TEXT SEGMENT:
Winter chill takes toll on Florida Keys coral

January’s bitter cold may have wiped out many of the shallow-water corals in the Florida Keys.

Scientists have only begun assessments, but initial reports are bleak. The damage could extend from Key Largo through the Dry Tortugas islands west of Key West, a vast expanse that covers some of the prettiest and healthiest reefs in North America.

Given the depth and duration of the frigid weather, Meaghan Johnson, marine science coordinator for the Nature Conservancy, expected to see losses. But she was stunned by the devastation when she joined a dive team surveying reefs in the Florida Keys National Marine Sanctuary. The divers were looking for “bleaching,” a telltale indicator of temperature stress in corals.

Star and brain corals, large species that can take hundreds of years to grow, were as white and lifeless as bones, frozen to death, she said. Dead sea turtles, eels and parrotfish also littered the bottom.

“Corals didn’t even have a chance to bleach. They just went straight to dead,” Johnson said. “It’s really ecosystem-wide mortality.”

RECORDS:
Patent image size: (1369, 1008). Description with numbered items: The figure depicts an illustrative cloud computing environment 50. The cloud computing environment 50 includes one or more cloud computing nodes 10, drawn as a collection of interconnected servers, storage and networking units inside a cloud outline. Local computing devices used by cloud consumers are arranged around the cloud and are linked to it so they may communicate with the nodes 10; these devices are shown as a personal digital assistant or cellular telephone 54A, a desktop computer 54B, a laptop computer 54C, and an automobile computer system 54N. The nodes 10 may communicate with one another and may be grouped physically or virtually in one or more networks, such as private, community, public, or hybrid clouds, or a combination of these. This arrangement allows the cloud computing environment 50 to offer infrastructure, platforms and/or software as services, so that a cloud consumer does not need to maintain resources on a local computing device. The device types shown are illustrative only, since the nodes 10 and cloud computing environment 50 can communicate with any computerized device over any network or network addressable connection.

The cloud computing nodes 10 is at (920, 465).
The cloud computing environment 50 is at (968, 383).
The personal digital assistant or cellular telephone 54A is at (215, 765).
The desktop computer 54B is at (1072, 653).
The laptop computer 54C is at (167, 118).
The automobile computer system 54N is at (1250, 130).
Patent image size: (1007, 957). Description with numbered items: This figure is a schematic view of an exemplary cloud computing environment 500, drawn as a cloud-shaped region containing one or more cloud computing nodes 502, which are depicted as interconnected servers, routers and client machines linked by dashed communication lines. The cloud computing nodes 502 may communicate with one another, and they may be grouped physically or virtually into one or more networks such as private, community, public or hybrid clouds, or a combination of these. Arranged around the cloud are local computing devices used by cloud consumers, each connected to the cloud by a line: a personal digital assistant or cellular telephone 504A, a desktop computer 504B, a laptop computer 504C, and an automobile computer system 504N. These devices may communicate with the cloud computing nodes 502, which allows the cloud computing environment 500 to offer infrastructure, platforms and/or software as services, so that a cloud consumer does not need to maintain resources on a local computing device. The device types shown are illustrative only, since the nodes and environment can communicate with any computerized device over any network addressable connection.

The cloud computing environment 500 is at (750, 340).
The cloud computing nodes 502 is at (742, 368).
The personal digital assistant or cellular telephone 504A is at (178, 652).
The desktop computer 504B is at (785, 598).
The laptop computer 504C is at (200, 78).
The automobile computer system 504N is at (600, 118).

SET OF TASKS:
A. In the article about the cold-damaged Florida Keys coral, what is Meaghan Johnson's position?
B. Resume the article about the cold-damaged Florida Keys coral after its last sentence.
The records come from a different source than the article.

RESPONSES TO THE TASKS:
A. She is marine science coordinator for the Nature Conservancy.

B.
The record chill that gripped South Florida for two weeks took a heavy toll on wildlife -- particularly marine life.

The Florida Fish and Wildlife Conservation Commission reported that a record number of endangered manatees had succumbed to the cold this year -- 77, according to a preliminary review. The previous record, 56, was set last year.

The warm Gulf Stream is believed to have protected deeper areas, but shallower reefs took a serious, perhaps unprecedented, hit, said Billy Causey of the National Oceanic and Atmospheric Administration.

Coral-bleaching has struck the Keys in the past, most recently twice in the 1990s, preceding a die-off that claimed 30% of the reef tract. But those events, along with others that have hit reefs around the world, have usually been triggered by water hotter than corals typically tolerate.

Healthy corals depend on a symbiotic relationship between polyps, the living tissues that slowly build the hard outer skeletons that give species distinctive shapes, and algae called zooxanthellae that give corals their vibrant colors. But when ocean temperatures are too hot or cold for too long, corals shed that algae, turning dull or a bleached bone-white.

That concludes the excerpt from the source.